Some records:

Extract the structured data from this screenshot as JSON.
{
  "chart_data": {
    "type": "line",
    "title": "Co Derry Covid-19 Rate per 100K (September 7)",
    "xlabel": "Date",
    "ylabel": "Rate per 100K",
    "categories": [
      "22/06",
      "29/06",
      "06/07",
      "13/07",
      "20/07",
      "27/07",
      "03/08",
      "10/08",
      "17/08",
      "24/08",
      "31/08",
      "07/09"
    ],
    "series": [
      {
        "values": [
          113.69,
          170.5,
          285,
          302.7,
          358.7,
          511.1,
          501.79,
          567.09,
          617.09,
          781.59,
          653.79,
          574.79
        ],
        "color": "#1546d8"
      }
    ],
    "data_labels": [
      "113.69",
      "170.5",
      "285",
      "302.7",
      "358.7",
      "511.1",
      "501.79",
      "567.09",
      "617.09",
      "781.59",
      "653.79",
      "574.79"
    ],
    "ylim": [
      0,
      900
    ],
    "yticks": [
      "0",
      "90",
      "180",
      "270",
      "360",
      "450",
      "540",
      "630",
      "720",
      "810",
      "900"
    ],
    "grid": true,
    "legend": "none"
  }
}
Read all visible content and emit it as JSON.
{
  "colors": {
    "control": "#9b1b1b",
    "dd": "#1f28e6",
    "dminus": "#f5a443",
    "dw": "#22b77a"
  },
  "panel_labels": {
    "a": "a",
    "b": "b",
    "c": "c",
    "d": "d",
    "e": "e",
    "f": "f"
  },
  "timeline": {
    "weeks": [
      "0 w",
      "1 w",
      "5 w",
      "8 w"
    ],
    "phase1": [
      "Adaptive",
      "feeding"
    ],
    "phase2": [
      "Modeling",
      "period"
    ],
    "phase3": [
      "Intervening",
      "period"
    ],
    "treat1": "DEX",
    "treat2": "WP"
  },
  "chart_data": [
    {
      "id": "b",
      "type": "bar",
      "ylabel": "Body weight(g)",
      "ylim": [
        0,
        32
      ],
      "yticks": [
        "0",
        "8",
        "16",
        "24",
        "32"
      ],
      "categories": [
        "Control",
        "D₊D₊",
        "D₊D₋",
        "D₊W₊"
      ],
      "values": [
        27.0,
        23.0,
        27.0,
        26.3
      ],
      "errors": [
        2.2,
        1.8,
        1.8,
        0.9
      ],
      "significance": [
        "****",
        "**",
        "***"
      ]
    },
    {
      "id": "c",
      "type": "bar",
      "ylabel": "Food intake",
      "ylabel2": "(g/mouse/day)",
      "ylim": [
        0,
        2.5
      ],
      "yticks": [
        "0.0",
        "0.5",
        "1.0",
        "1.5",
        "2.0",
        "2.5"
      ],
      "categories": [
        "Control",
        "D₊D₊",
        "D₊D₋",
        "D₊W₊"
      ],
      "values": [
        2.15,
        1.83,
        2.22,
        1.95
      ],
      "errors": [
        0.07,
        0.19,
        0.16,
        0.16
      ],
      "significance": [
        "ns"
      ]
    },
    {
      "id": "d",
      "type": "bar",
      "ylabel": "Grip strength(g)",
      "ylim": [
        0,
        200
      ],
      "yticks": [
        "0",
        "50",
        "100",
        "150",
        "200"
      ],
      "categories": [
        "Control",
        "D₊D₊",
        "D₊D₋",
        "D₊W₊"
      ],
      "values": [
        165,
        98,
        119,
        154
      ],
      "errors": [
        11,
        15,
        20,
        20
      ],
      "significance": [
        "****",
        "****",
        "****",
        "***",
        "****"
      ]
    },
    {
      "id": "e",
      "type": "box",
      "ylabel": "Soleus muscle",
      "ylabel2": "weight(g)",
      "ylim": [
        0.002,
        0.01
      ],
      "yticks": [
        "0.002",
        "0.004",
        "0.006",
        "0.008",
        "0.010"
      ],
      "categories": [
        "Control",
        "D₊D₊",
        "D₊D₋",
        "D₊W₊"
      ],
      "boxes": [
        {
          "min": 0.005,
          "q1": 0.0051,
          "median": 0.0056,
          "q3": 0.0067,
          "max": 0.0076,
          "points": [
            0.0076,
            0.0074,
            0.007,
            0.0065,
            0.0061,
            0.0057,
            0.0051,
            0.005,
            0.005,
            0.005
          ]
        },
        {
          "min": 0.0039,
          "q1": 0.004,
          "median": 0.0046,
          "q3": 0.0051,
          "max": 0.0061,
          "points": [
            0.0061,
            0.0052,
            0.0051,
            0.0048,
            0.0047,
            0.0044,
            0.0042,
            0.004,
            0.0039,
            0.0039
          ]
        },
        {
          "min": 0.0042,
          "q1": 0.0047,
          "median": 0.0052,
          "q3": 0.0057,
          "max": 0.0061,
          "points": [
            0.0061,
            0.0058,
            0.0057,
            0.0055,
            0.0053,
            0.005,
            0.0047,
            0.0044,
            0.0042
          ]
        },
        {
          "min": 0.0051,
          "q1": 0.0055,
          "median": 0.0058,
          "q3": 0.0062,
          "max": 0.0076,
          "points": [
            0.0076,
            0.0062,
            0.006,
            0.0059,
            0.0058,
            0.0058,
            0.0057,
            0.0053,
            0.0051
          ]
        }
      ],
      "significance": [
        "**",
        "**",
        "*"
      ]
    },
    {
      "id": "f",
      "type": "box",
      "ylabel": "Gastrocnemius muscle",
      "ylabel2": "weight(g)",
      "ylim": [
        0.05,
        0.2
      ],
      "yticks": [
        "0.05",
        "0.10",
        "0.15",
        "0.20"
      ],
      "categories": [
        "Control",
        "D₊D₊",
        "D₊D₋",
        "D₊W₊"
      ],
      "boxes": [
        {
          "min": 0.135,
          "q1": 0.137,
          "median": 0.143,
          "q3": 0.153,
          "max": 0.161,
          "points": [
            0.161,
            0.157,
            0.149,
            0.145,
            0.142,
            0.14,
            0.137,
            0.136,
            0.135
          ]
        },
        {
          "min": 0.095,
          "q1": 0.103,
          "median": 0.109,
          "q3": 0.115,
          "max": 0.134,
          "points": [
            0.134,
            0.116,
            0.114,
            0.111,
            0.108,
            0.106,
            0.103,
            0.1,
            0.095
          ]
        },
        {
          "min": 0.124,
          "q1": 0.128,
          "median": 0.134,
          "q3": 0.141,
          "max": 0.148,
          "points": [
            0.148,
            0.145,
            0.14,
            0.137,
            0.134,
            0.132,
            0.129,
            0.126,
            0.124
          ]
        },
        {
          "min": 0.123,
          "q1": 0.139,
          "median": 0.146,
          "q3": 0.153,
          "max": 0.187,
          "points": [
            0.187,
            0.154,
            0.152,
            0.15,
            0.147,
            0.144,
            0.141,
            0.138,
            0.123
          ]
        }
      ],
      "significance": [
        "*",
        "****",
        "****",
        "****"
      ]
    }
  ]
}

EXERCISE DESCRIPTION: Only lines holding the string "median" are wanted; gather each one from the entries above.

COMPLETE OUTPUT:
          "median": 0.0056,
          "median": 0.0046,
          "median": 0.0052,
          "median": 0.0058,
          "median": 0.143,
          "median": 0.109,
          "median": 0.134,
          "median": 0.146,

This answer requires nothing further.